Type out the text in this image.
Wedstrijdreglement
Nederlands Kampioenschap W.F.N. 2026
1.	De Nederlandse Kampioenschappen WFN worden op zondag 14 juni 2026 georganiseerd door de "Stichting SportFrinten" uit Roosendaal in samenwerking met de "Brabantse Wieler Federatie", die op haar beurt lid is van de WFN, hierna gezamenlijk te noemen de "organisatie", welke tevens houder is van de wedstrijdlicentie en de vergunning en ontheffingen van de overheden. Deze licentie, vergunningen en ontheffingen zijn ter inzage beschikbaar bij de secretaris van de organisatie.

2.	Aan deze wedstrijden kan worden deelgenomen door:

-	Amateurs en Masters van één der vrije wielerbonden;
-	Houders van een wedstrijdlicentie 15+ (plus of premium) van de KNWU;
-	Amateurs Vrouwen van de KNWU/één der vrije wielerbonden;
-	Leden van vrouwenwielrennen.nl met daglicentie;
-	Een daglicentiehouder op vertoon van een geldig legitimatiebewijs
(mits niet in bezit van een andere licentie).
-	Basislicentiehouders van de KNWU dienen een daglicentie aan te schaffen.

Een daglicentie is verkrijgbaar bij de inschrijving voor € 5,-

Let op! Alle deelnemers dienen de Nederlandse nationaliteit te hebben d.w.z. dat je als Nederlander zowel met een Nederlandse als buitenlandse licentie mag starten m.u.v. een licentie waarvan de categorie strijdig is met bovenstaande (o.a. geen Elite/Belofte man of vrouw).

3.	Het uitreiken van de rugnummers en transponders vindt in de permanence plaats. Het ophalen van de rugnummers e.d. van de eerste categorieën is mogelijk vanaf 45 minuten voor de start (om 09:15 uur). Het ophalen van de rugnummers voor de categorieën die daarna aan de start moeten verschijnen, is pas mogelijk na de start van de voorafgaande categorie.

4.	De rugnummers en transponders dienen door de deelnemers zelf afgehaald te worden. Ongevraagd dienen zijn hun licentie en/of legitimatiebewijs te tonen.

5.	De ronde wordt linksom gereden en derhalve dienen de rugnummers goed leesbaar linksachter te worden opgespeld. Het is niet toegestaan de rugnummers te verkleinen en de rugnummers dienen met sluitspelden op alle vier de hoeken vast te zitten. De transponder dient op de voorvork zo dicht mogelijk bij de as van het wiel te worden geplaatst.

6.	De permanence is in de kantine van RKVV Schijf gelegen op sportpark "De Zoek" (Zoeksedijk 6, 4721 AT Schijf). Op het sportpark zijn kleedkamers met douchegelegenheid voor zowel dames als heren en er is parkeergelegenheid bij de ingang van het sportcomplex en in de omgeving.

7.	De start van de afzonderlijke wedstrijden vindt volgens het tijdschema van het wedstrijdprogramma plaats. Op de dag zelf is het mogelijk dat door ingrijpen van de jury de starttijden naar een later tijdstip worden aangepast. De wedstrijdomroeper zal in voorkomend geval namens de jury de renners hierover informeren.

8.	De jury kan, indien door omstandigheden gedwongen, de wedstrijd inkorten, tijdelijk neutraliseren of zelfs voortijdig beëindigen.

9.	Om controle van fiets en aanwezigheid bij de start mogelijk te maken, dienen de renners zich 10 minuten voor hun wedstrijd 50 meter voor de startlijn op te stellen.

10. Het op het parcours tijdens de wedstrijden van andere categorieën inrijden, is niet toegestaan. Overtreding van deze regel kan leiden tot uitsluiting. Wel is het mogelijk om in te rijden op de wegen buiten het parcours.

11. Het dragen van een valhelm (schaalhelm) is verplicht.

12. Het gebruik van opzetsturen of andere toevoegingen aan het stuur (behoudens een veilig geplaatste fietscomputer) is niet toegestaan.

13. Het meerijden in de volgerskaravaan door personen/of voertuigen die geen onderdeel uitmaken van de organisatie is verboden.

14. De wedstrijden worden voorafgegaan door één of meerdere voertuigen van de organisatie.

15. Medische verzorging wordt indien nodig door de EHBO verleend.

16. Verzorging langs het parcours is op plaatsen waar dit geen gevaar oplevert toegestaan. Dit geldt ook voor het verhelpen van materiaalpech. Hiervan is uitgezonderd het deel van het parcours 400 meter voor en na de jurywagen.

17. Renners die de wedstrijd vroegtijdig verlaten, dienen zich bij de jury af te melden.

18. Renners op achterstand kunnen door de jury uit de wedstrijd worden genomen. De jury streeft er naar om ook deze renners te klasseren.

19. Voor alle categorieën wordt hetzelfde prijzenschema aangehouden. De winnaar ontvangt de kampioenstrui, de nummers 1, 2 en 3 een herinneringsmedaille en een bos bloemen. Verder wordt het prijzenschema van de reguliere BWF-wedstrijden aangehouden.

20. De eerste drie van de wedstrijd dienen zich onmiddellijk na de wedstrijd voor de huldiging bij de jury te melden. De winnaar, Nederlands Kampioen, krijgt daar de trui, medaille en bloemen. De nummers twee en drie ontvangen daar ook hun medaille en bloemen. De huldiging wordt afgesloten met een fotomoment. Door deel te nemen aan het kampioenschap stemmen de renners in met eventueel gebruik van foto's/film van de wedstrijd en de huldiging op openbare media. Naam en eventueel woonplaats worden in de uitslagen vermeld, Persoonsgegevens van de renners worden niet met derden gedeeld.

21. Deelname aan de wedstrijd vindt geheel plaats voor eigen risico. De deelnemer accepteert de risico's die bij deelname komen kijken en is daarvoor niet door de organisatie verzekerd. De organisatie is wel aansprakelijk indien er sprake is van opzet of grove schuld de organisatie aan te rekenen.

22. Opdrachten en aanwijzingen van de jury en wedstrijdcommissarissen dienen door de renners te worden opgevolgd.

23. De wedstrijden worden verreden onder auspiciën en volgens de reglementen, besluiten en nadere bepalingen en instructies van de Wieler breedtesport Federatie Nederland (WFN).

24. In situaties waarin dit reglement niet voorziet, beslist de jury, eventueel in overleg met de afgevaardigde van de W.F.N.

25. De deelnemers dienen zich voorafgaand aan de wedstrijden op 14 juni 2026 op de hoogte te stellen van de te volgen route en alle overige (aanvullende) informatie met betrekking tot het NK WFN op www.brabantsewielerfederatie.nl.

########################################

→ **What you are asked to do**
Give back all of the entries above, unchanged in every word.

→ **Answer area**
Type out the text in this image.
Wedstrijdreglement
Nederlands Kampioenschap W.F.N. 2026
1.	De Nederlandse Kampioenschappen WFN worden op zondag 14 juni 2026 georganiseerd door de "Stichting SportFrinten" uit Roosendaal in samenwerking met de "Brabantse Wieler Federatie", die op haar beurt lid is van de WFN, hierna gezamenlijk te noemen de "organisatie", welke tevens houder is van de wedstrijdlicentie en de vergunning en ontheffingen van de overheden. Deze licentie, vergunningen en ontheffingen zijn ter inzage beschikbaar bij de secretaris van de organisatie.

2.	Aan deze wedstrijden kan worden deelgenomen door:

-	Amateurs en Masters van één der vrije wielerbonden;
-	Houders van een wedstrijdlicentie 15+ (plus of premium) van de KNWU;
-	Amateurs Vrouwen van de KNWU/één der vrije wielerbonden;
-	Leden van vrouwenwielrennen.nl met daglicentie;
-	Een daglicentiehouder op vertoon van een geldig legitimatiebewijs
(mits niet in bezit van een andere licentie).
-	Basislicentiehouders van de KNWU dienen een daglicentie aan te schaffen.

Een daglicentie is verkrijgbaar bij de inschrijving voor € 5,-

Let op! Alle deelnemers dienen de Nederlandse nationaliteit te hebben d.w.z. dat je als Nederlander zowel met een Nederlandse als buitenlandse licentie mag starten m.u.v. een licentie waarvan de categorie strijdig is met bovenstaande (o.a. geen Elite/Belofte man of vrouw).

3.	Het uitreiken van de rugnummers en transponders vindt in de permanence plaats. Het ophalen van de rugnummers e.d. van de eerste categorieën is mogelijk vanaf 45 minuten voor de start (om 09:15 uur). Het ophalen van de rugnummers voor de categorieën die daarna aan de start moeten verschijnen, is pas mogelijk na de start van de voorafgaande categorie.

4.	De rugnummers en transponders dienen door de deelnemers zelf afgehaald te worden. Ongevraagd dienen zijn hun licentie en/of legitimatiebewijs te tonen.

5.	De ronde wordt linksom gereden en derhalve dienen de rugnummers goed leesbaar linksachter te worden opgespeld. Het is niet toegestaan de rugnummers te verkleinen en de rugnummers dienen met sluitspelden op alle vier de hoeken vast te zitten. De transponder dient op de voorvork zo dicht mogelijk bij de as van het wiel te worden geplaatst.

6.	De permanence is in de kantine van RKVV Schijf gelegen op sportpark "De Zoek" (Zoeksedijk 6, 4721 AT Schijf). Op het sportpark zijn kleedkamers met douchegelegenheid voor zowel dames als heren en er is parkeergelegenheid bij de ingang van het sportcomplex en in de omgeving.

7.	De start van de afzonderlijke wedstrijden vindt volgens het tijdschema van het wedstrijdprogramma plaats. Op de dag zelf is het mogelijk dat door ingrijpen van de jury de starttijden naar een later tijdstip worden aangepast. De wedstrijdomroeper zal in voorkomend geval namens de jury de renners hierover informeren.

8.	De jury kan, indien door omstandigheden gedwongen, de wedstrijd inkorten, tijdelijk neutraliseren of zelfs voortijdig beëindigen.

9.	Om controle van fiets en aanwezigheid bij de start mogelijk te maken, dienen de renners zich 10 minuten voor hun wedstrijd 50 meter voor de startlijn op te stellen.

10. Het op het parcours tijdens de wedstrijden van andere categorieën inrijden, is niet toegestaan. Overtreding van deze regel kan leiden tot uitsluiting. Wel is het mogelijk om in te rijden op de wegen buiten het parcours.

11. Het dragen van een valhelm (schaalhelm) is verplicht.

12. Het gebruik van opzetsturen of andere toevoegingen aan het stuur (behoudens een veilig geplaatste fietscomputer) is niet toegestaan.

13. Het meerijden in de volgerskaravaan door personen/of voertuigen die geen onderdeel uitmaken van de organisatie is verboden.

14. De wedstrijden worden voorafgegaan door één of meerdere voertuigen van de organisatie.

15. Medische verzorging wordt indien nodig door de EHBO verleend.

16. Verzorging langs het parcours is op plaatsen waar dit geen gevaar oplevert toegestaan. Dit geldt ook voor het verhelpen van materiaalpech. Hiervan is uitgezonderd het deel van het parcours 400 meter voor en na de jurywagen.

17. Renners die de wedstrijd vroegtijdig verlaten, dienen zich bij de jury af te melden.

18. Renners op achterstand kunnen door de jury uit de wedstrijd worden genomen. De jury streeft er naar om ook deze renners te klasseren.

19. Voor alle categorieën wordt hetzelfde prijzenschema aangehouden. De winnaar ontvangt de kampioenstrui, de nummers 1, 2 en 3 een herinneringsmedaille en een bos bloemen. Verder wordt het prijzenschema van de reguliere BWF-wedstrijden aangehouden.

20. De eerste drie van de wedstrijd dienen zich onmiddellijk na de wedstrijd voor de huldiging bij de jury te melden. De winnaar, Nederlands Kampioen, krijgt daar de trui, medaille en bloemen. De nummers twee en drie ontvangen daar ook hun medaille en bloemen. De huldiging wordt afgesloten met een fotomoment. Door deel te nemen aan het kampioenschap stemmen de renners in met eventueel gebruik van foto's/film van de wedstrijd en de huldiging op openbare media. Naam en eventueel woonplaats worden in de uitslagen vermeld, Persoonsgegevens van de renners worden niet met derden gedeeld.

21. Deelname aan de wedstrijd vindt geheel plaats voor eigen risico. De deelnemer accepteert de risico's die bij deelname komen kijken en is daarvoor niet door de organisatie verzekerd. De organisatie is wel aansprakelijk indien er sprake is van opzet of grove schuld de organisatie aan te rekenen.

22. Opdrachten en aanwijzingen van de jury en wedstrijdcommissarissen dienen door de renners te worden opgevolgd.

23. De wedstrijden worden verreden onder auspiciën en volgens de reglementen, besluiten en nadere bepalingen en instructies van de Wieler breedtesport Federatie Nederland (WFN).

24. In situaties waarin dit reglement niet voorziet, beslist de jury, eventueel in overleg met de afgevaardigde van de W.F.N.

25. De deelnemers dienen zich voorafgaand aan de wedstrijden op 14 juni 2026 op de hoogte te stellen van de te volgen route en alle overige (aanvullende) informatie met betrekking tot het NK WFN op www.brabantsewielerfederatie.nl.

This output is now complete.